Record set:
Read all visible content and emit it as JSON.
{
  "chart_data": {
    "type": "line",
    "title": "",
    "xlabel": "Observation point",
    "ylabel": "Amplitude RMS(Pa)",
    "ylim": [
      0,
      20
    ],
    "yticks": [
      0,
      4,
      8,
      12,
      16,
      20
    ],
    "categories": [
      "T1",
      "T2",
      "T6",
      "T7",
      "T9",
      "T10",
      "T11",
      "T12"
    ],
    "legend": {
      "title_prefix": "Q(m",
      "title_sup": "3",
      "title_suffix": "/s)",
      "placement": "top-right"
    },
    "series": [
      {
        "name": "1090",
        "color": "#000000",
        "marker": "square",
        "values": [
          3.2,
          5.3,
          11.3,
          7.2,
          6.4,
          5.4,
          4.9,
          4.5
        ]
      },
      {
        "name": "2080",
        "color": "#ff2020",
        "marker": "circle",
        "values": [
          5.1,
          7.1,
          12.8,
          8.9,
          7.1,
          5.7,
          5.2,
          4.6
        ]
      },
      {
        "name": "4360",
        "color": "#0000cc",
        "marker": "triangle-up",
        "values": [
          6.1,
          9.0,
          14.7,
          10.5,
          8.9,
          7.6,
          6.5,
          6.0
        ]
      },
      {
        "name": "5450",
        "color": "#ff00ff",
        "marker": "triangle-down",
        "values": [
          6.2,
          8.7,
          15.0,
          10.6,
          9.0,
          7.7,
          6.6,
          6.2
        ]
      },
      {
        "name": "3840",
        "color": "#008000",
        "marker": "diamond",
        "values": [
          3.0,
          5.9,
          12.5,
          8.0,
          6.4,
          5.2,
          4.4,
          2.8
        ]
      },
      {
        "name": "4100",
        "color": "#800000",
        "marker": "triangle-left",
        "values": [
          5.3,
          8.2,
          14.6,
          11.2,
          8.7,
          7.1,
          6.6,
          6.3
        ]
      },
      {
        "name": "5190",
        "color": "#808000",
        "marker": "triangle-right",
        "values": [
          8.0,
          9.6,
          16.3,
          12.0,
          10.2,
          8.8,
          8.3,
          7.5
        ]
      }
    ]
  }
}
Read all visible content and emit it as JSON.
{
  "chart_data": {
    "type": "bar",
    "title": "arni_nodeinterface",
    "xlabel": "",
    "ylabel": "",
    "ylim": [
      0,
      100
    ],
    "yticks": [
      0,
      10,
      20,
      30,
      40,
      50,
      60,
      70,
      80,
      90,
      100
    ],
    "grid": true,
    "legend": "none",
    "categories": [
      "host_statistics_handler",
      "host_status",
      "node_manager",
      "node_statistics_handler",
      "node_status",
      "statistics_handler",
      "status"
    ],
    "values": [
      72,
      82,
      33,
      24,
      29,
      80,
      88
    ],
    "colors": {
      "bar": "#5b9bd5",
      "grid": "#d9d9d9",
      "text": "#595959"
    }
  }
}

Task goal:
Transcribe the data. Leave every line exactly as it is.

Correct answer:
Read all visible content and emit it as JSON.
{
  "chart_data": {
    "type": "line",
    "title": "",
    "xlabel": "Observation point",
    "ylabel": "Amplitude RMS(Pa)",
    "ylim": [
      0,
      20
    ],
    "yticks": [
      0,
      4,
      8,
      12,
      16,
      20
    ],
    "categories": [
      "T1",
      "T2",
      "T6",
      "T7",
      "T9",
      "T10",
      "T11",
      "T12"
    ],
    "legend": {
      "title_prefix": "Q(m",
      "title_sup": "3",
      "title_suffix": "/s)",
      "placement": "top-right"
    },
    "series": [
      {
        "name": "1090",
        "color": "#000000",
        "marker": "square",
        "values": [
          3.2,
          5.3,
          11.3,
          7.2,
          6.4,
          5.4,
          4.9,
          4.5
        ]
      },
      {
        "name": "2080",
        "color": "#ff2020",
        "marker": "circle",
        "values": [
          5.1,
          7.1,
          12.8,
          8.9,
          7.1,
          5.7,
          5.2,
          4.6
        ]
      },
      {
        "name": "4360",
        "color": "#0000cc",
        "marker": "triangle-up",
        "values": [
          6.1,
          9.0,
          14.7,
          10.5,
          8.9,
          7.6,
          6.5,
          6.0
        ]
      },
      {
        "name": "5450",
        "color": "#ff00ff",
        "marker": "triangle-down",
        "values": [
          6.2,
          8.7,
          15.0,
          10.6,
          9.0,
          7.7,
          6.6,
          6.2
        ]
      },
      {
        "name": "3840",
        "color": "#008000",
        "marker": "diamond",
        "values": [
          3.0,
          5.9,
          12.5,
          8.0,
          6.4,
          5.2,
          4.4,
          2.8
        ]
      },
      {
        "name": "4100",
        "color": "#800000",
        "marker": "triangle-left",
        "values": [
          5.3,
          8.2,
          14.6,
          11.2,
          8.7,
          7.1,
          6.6,
          6.3
        ]
      },
      {
        "name": "5190",
        "color": "#808000",
        "marker": "triangle-right",
        "values": [
          8.0,
          9.6,
          16.3,
          12.0,
          10.2,
          8.8,
          8.3,
          7.5
        ]
      }
    ]
  }
}
Read all visible content and emit it as JSON.
{
  "chart_data": {
    "type": "bar",
    "title": "arni_nodeinterface",
    "xlabel": "",
    "ylabel": "",
    "ylim": [
      0,
      100
    ],
    "yticks": [
      0,
      10,
      20,
      30,
      40,
      50,
      60,
      70,
      80,
      90,
      100
    ],
    "grid": true,
    "legend": "none",
    "categories": [
      "host_statistics_handler",
      "host_status",
      "node_manager",
      "node_statistics_handler",
      "node_status",
      "statistics_handler",
      "status"
    ],
    "values": [
      72,
      82,
      33,
      24,
      29,
      80,
      88
    ],
    "colors": {
      "bar": "#5b9bd5",
      "grid": "#d9d9d9",
      "text": "#595959"
    }
  }
}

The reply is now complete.